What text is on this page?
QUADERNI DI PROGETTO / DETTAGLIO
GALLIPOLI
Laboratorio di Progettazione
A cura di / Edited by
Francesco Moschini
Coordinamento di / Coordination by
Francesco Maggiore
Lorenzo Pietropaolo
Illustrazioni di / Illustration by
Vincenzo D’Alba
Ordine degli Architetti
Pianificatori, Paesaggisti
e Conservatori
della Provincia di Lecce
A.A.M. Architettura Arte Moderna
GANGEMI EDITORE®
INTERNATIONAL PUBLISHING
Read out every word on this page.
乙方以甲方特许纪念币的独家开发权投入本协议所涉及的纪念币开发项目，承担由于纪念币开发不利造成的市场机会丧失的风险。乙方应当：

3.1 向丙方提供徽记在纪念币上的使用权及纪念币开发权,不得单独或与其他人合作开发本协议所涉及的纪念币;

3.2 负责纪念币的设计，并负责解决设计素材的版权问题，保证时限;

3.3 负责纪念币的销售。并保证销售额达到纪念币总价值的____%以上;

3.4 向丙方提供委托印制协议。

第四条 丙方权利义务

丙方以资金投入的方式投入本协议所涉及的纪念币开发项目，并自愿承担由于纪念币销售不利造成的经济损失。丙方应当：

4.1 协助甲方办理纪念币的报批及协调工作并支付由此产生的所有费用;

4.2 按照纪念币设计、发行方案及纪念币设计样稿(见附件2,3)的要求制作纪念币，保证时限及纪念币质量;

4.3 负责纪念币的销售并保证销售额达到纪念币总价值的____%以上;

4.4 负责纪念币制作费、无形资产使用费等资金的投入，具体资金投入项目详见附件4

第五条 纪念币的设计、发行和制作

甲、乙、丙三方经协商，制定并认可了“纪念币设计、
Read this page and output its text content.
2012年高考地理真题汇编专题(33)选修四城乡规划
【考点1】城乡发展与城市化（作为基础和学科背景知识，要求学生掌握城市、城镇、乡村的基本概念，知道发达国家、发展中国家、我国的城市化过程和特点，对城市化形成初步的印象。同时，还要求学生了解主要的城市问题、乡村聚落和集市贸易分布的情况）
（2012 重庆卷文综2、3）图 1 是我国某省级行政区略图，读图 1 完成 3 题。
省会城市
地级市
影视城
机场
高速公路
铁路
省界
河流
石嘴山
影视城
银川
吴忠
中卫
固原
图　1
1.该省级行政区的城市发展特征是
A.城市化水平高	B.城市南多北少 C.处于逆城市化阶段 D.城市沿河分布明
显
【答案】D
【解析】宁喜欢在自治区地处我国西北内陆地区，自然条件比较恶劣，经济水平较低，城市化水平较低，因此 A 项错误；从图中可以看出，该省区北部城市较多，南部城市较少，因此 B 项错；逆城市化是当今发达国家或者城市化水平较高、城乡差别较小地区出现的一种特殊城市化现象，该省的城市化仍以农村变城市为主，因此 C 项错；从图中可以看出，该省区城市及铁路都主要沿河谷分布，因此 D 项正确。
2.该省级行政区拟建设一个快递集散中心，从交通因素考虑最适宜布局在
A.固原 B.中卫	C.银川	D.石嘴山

_____

- **TASK OBJECTIVE**: Above are some records; repeat all of them exactly.

- **TASK OUTPUT**:
What text is on this page?
QUADERNI DI PROGETTO / DETTAGLIO
GALLIPOLI
Laboratorio di Progettazione
A cura di / Edited by
Francesco Moschini
Coordinamento di / Coordination by
Francesco Maggiore
Lorenzo Pietropaolo
Illustrazioni di / Illustration by
Vincenzo D’Alba
Ordine degli Architetti
Pianificatori, Paesaggisti
e Conservatori
della Provincia di Lecce
A.A.M. Architettura Arte Moderna
GANGEMI EDITORE®
INTERNATIONAL PUBLISHING
Read out every word on this page.
乙方以甲方特许纪念币的独家开发权投入本协议所涉及的纪念币开发项目，承担由于纪念币开发不利造成的市场机会丧失的风险。乙方应当：

3.1 向丙方提供徽记在纪念币上的使用权及纪念币开发权,不得单独或与其他人合作开发本协议所涉及的纪念币;

3.2 负责纪念币的设计，并负责解决设计素材的版权问题，保证时限;

3.3 负责纪念币的销售。并保证销售额达到纪念币总价值的____%以上;

3.4 向丙方提供委托印制协议。

第四条 丙方权利义务

丙方以资金投入的方式投入本协议所涉及的纪念币开发项目，并自愿承担由于纪念币销售不利造成的经济损失。丙方应当：

4.1 协助甲方办理纪念币的报批及协调工作并支付由此产生的所有费用;

4.2 按照纪念币设计、发行方案及纪念币设计样稿(见附件2,3)的要求制作纪念币，保证时限及纪念币质量;

4.3 负责纪念币的销售并保证销售额达到纪念币总价值的____%以上;

4.4 负责纪念币制作费、无形资产使用费等资金的投入，具体资金投入项目详见附件4

第五条 纪念币的设计、发行和制作

甲、乙、丙三方经协商，制定并认可了“纪念币设计、
Read this page and output its text content.
2012年高考地理真题汇编专题(33)选修四城乡规划
【考点1】城乡发展与城市化（作为基础和学科背景知识，要求学生掌握城市、城镇、乡村的基本概念，知道发达国家、发展中国家、我国的城市化过程和特点，对城市化形成初步的印象。同时，还要求学生了解主要的城市问题、乡村聚落和集市贸易分布的情况）
（2012 重庆卷文综2、3）图 1 是我国某省级行政区略图，读图 1 完成 3 题。
省会城市
地级市
影视城
机场
高速公路
铁路
省界
河流
石嘴山
影视城
银川
吴忠
中卫
固原
图　1
1.该省级行政区的城市发展特征是
A.城市化水平高	B.城市南多北少 C.处于逆城市化阶段 D.城市沿河分布明
显
【答案】D
【解析】宁喜欢在自治区地处我国西北内陆地区，自然条件比较恶劣，经济水平较低，城市化水平较低，因此 A 项错误；从图中可以看出，该省区北部城市较多，南部城市较少，因此 B 项错；逆城市化是当今发达国家或者城市化水平较高、城乡差别较小地区出现的一种特殊城市化现象，该省的城市化仍以农村变城市为主，因此 C 项错；从图中可以看出，该省区城市及铁路都主要沿河谷分布，因此 D 项正确。
2.该省级行政区拟建设一个快递集散中心，从交通因素考虑最适宜布局在
A.固原 B.中卫	C.银川	D.石嘴山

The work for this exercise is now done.